**Request:**
Check each line of the entries below for the string "upon"; copy every line where it appears.
** begin Items **
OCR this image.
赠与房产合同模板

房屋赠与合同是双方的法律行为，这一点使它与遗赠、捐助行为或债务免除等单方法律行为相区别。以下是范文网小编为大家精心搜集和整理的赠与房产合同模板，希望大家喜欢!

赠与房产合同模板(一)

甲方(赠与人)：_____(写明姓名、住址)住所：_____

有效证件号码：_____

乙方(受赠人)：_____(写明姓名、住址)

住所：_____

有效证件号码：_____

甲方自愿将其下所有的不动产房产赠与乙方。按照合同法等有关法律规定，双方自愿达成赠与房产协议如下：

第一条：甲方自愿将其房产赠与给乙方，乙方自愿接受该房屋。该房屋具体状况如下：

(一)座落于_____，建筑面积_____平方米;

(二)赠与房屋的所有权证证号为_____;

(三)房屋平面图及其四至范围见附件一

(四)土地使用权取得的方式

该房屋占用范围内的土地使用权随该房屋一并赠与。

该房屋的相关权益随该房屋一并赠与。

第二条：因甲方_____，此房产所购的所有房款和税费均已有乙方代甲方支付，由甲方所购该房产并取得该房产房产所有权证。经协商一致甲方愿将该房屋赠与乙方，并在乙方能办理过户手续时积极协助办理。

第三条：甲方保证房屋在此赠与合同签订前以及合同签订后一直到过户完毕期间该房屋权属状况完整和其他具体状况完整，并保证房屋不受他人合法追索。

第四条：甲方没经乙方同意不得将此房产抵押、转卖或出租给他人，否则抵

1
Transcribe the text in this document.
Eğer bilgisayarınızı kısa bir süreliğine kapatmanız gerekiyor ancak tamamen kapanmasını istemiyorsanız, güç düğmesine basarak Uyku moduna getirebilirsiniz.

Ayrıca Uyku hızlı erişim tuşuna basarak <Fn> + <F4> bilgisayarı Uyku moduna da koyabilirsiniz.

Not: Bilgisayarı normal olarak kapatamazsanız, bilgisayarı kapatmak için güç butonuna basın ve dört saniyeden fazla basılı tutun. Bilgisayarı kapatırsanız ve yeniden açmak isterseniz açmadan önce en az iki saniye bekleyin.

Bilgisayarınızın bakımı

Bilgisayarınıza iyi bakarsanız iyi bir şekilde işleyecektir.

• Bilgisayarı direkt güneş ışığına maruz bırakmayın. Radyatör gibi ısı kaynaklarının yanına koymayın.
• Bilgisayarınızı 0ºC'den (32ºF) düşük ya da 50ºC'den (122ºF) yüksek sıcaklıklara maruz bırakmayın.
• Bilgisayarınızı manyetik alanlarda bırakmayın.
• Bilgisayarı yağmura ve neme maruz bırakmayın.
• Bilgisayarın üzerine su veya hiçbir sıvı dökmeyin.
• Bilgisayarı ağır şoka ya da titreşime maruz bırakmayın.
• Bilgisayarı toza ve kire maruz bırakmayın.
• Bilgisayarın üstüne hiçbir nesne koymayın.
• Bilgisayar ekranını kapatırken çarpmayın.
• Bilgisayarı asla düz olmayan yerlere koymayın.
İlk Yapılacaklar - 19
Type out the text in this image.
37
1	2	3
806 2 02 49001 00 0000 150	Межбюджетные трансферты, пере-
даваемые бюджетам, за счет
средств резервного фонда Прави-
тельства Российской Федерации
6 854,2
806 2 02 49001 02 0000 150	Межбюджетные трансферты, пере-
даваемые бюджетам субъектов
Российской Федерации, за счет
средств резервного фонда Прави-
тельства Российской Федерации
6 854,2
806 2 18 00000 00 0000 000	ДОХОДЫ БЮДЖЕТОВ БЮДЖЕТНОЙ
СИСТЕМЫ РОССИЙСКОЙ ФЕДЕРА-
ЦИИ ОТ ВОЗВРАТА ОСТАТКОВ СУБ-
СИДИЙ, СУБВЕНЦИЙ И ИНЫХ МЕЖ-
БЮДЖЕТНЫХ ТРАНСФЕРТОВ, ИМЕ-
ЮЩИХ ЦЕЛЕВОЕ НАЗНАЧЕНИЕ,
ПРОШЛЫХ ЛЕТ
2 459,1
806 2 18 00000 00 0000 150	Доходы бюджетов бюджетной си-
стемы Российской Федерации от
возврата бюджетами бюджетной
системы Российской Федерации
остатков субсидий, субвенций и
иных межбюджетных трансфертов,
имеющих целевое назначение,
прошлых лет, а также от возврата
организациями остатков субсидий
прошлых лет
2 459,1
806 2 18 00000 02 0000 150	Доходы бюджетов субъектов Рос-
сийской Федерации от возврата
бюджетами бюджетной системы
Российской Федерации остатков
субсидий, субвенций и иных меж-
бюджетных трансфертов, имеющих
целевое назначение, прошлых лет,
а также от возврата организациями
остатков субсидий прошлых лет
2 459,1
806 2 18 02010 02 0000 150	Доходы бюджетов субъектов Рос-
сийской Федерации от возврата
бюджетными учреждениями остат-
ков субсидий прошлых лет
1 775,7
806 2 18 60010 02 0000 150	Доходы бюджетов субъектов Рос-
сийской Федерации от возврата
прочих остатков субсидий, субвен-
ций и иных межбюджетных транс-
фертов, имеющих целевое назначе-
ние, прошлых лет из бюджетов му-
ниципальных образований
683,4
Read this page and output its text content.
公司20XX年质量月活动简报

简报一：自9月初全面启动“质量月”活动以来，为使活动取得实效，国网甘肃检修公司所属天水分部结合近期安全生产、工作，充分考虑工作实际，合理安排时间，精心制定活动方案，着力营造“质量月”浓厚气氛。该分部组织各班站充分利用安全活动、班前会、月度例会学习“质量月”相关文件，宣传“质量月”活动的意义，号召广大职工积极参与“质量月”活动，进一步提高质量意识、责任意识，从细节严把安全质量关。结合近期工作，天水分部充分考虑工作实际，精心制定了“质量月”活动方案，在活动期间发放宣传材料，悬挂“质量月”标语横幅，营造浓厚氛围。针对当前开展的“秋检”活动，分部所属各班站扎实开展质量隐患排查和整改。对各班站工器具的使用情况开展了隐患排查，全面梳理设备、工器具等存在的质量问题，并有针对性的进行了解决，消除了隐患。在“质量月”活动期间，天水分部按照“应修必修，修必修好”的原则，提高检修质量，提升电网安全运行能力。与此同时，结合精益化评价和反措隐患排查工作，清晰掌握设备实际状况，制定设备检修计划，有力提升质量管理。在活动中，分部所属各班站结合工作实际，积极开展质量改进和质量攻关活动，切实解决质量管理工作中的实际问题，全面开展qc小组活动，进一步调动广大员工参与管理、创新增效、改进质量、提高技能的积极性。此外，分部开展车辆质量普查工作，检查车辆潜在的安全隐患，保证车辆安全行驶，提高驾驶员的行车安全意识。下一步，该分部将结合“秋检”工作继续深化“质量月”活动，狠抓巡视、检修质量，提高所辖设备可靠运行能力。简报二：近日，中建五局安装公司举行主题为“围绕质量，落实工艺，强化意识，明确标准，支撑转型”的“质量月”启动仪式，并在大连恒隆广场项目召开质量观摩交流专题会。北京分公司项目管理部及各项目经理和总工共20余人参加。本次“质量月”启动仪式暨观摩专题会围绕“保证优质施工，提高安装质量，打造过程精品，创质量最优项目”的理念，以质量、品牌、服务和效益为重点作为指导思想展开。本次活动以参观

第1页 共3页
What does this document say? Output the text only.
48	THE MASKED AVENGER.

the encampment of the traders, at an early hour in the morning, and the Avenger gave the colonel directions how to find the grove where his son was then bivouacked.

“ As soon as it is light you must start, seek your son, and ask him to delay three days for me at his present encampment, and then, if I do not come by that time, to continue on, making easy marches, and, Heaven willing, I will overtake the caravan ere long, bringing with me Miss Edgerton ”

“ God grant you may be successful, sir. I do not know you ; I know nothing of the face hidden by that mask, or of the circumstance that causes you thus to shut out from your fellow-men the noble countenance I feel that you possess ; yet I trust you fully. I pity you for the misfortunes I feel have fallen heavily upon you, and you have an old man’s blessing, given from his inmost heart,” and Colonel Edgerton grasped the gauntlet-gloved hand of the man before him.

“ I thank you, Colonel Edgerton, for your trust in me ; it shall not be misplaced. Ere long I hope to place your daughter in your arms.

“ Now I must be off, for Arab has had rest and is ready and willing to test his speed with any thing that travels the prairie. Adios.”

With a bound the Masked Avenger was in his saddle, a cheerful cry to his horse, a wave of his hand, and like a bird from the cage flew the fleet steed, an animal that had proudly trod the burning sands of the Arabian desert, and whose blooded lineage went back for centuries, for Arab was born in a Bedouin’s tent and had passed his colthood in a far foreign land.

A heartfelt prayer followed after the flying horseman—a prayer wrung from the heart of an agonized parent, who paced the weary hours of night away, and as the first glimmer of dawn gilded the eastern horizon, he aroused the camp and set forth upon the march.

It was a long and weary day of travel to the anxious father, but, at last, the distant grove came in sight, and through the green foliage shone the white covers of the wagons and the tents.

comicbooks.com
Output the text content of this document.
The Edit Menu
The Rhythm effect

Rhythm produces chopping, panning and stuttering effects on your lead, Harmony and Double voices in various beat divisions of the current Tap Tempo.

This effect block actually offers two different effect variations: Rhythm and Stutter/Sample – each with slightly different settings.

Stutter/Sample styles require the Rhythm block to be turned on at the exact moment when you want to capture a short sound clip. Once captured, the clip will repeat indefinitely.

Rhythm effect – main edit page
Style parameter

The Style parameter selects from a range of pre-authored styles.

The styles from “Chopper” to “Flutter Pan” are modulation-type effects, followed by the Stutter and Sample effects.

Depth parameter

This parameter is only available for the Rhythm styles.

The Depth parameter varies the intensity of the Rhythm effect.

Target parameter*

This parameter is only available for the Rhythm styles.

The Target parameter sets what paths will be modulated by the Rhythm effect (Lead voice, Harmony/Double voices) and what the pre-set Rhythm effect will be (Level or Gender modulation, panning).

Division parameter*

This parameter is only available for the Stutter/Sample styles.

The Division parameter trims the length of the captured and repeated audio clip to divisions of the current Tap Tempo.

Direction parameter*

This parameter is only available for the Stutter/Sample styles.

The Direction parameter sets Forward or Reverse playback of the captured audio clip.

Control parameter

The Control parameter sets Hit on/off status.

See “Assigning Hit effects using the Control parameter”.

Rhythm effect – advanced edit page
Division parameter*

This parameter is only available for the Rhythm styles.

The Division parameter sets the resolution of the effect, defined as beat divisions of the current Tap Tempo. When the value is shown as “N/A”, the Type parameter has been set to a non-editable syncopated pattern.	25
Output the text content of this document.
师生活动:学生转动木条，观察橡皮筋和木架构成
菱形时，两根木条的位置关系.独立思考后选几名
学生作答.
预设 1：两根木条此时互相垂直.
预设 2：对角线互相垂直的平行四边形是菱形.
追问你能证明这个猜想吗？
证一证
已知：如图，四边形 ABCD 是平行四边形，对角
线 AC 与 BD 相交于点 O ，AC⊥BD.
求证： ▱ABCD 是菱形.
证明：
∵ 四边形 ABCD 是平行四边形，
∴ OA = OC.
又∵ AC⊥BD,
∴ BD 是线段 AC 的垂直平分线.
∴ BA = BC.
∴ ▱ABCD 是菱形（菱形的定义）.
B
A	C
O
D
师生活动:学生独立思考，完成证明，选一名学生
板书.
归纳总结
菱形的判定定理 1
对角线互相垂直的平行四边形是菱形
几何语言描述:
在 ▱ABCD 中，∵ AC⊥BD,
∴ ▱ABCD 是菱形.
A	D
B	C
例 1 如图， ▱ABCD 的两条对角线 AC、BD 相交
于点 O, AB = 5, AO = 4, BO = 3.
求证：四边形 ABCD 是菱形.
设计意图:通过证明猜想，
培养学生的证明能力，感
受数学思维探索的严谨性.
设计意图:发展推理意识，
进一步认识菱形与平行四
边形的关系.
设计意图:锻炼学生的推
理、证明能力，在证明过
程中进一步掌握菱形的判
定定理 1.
** end Items **
**Exercise answer:**
“ God grant you may be successful, sir. I do not know you ; I know nothing of the face hidden by that mask, or of the circumstance that causes you thus to shut out from your fellow-men the noble countenance I feel that you possess ; yet I trust you fully. I pity you for the misfortunes I feel have fallen heavily upon you, and you have an old man’s blessing, given from his inmost heart,” and Colonel Edgerton grasped the gauntlet-gloved hand of the man before him.
A heartfelt prayer followed after the flying horseman—a prayer wrung from the heart of an agonized parent, who paced the weary hours of night away, and as the first glimmer of dawn gilded the eastern horizon, he aroused the camp and set forth upon the march.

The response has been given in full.